→ REQUEST
Check every line below for the word "公明办事处玉律社区第一居民小组新一轮综合整治消防安全整治工程" and give only the number of lines where it appears.

>> start MATERIAL PROVIDED

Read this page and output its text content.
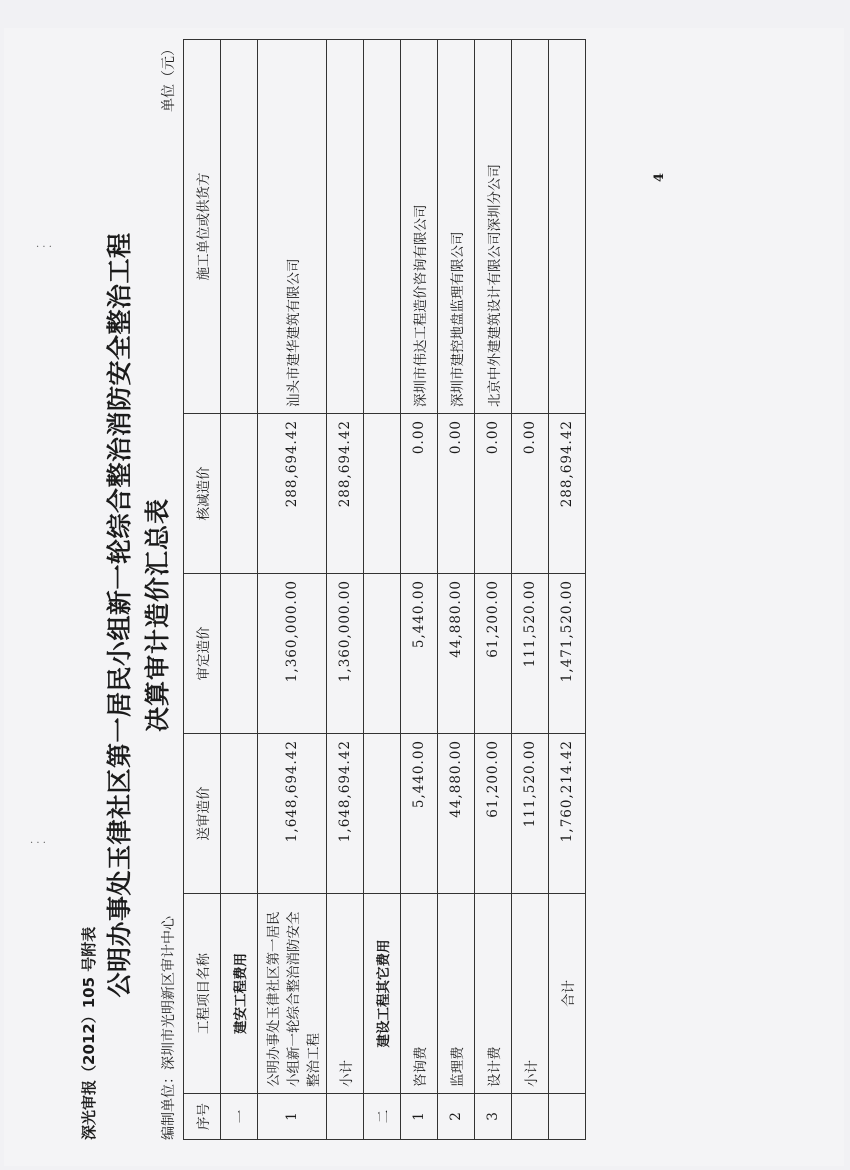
· · ·
· · ·
4
深光审报（2012）105 号附表
公明办事处玉律社区第一居民小组新一轮综合整治消防安全整治工程 决算审计造价汇总表
编制单位：深圳市光明新区审计中心
单位（元）
序号	工程项目名称	送审造价	审定造价	核减造价	施工单位或供货方
一	建安工程费用				
1	公明办事处玉律社区第一居民小组新一轮综合整治消防安全整治工程	1,648,694.42	1,360,000.00	288,694.42	汕头市建华建筑有限公司
	小计	1,648,694.42	1,360,000.00	288,694.42	
二	建设工程其它费用				
1	咨询费	5,440.00	5,440.00	0.00	深圳市伟达工程造价咨询有限公司
2	监理费	44,880.00	44,880.00	0.00	深圳市建控地盘监理有限公司
3	设计费	61,200.00	61,200.00	0.00	北京中外建建筑设计有限公司深圳分公司
	小计	111,520.00	111,520.00	0.00	
	合计	1,760,214.42	1,471,520.00	288,694.42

>> end MATERIAL PROVIDED

→ EXERCISE OUTPUT
2